## Aim
Each record must be retyped in full. No character may differ.

Dataset listings of figures
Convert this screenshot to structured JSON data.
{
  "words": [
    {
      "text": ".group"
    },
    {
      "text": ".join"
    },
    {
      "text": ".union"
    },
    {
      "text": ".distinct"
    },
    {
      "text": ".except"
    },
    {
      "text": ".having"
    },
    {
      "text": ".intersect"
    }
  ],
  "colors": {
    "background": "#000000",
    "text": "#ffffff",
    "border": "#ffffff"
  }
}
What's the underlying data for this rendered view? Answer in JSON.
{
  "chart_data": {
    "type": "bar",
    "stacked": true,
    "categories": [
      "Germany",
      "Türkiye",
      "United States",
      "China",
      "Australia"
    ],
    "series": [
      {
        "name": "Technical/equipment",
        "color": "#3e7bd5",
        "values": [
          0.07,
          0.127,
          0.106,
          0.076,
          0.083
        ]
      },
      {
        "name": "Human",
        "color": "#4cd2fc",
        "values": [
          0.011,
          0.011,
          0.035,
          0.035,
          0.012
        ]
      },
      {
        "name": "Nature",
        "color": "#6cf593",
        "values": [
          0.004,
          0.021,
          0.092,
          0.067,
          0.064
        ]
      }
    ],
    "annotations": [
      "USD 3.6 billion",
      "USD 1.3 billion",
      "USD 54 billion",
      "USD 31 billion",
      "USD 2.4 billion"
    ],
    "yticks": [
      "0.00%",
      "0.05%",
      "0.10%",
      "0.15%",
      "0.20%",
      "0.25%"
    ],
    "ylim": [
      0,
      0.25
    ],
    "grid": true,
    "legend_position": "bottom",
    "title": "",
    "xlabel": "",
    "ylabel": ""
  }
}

## Task answer
Convert this screenshot to structured JSON data.
{
  "words": [
    {
      "text": ".group"
    },
    {
      "text": ".join"
    },
    {
      "text": ".union"
    },
    {
      "text": ".distinct"
    },
    {
      "text": ".except"
    },
    {
      "text": ".having"
    },
    {
      "text": ".intersect"
    }
  ],
  "colors": {
    "background": "#000000",
    "text": "#ffffff",
    "border": "#ffffff"
  }
}
What's the underlying data for this rendered view? Answer in JSON.
{
  "chart_data": {
    "type": "bar",
    "stacked": true,
    "categories": [
      "Germany",
      "Türkiye",
      "United States",
      "China",
      "Australia"
    ],
    "series": [
      {
        "name": "Technical/equipment",
        "color": "#3e7bd5",
        "values": [
          0.07,
          0.127,
          0.106,
          0.076,
          0.083
        ]
      },
      {
        "name": "Human",
        "color": "#4cd2fc",
        "values": [
          0.011,
          0.011,
          0.035,
          0.035,
          0.012
        ]
      },
      {
        "name": "Nature",
        "color": "#6cf593",
        "values": [
          0.004,
          0.021,
          0.092,
          0.067,
          0.064
        ]
      }
    ],
    "annotations": [
      "USD 3.6 billion",
      "USD 1.3 billion",
      "USD 54 billion",
      "USD 31 billion",
      "USD 2.4 billion"
    ],
    "yticks": [
      "0.00%",
      "0.05%",
      "0.10%",
      "0.15%",
      "0.20%",
      "0.25%"
    ],
    "ylim": [
      0,
      0.25
    ],
    "grid": true,
    "legend_position": "bottom",
    "title": "",
    "xlabel": "",
    "ylabel": ""
  }
}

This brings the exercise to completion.